- **To do**:
Convert each line of the entries below into a JSON list of strings, with one string per line and all blank lines omitted.

━━━ Exercise data ━━━

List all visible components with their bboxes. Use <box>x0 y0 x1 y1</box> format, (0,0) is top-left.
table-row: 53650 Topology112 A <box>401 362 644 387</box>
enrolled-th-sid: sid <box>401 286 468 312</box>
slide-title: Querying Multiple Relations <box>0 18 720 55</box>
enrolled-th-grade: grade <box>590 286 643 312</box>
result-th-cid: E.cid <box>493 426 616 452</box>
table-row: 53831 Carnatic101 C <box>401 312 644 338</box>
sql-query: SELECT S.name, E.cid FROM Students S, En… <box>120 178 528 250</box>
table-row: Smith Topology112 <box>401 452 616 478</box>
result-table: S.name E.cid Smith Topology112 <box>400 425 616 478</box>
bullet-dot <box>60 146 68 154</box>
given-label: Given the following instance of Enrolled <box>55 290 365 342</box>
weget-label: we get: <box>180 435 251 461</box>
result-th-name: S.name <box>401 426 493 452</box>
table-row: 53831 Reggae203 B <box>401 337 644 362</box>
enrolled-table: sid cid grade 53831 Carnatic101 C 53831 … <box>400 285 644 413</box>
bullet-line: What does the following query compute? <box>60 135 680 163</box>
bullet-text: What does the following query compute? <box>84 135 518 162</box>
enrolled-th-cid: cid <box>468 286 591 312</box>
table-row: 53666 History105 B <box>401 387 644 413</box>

━━━

- **Answer to the task**:
[
  "List all visible components with their bboxes. Use <box>x0 y0 x1 y1</box> format, (0,0) is top-left.",
  "table-row: 53650 Topology112 A <box>401 362 644 387</box>",
  "enrolled-th-sid: sid <box>401 286 468 312</box>",
  "slide-title: Querying Multiple Relations <box>0 18 720 55</box>",
  "enrolled-th-grade: grade <box>590 286 643 312</box>",
  "result-th-cid: E.cid <box>493 426 616 452</box>",
  "table-row: 53831 Carnatic101 C <box>401 312 644 338</box>",
  "sql-query: SELECT S.name, E.cid FROM Students S, En… <box>120 178 528 250</box>",
  "table-row: Smith Topology112 <box>401 452 616 478</box>",
  "result-table: S.name E.cid Smith Topology112 <box>400 425 616 478</box>",
  "bullet-dot <box>60 146 68 154</box>",
  "given-label: Given the following instance of Enrolled <box>55 290 365 342</box>",
  "weget-label: we get: <box>180 435 251 461</box>",
  "result-th-name: S.name <box>401 426 493 452</box>",
  "table-row: 53831 Reggae203 B <box>401 337 644 362</box>",
  "enrolled-table: sid cid grade 53831 Carnatic101 C 53831 … <box>400 285 644 413</box>",
  "bullet-line: What does the following query compute? <box>60 135 680 163</box>",
  "bullet-text: What does the following query compute? <box>84 135 518 162</box>",
  "enrolled-th-cid: cid <box>468 286 591 312</box>",
  "table-row: 53666 History105 B <box>401 387 644 413</box>"
]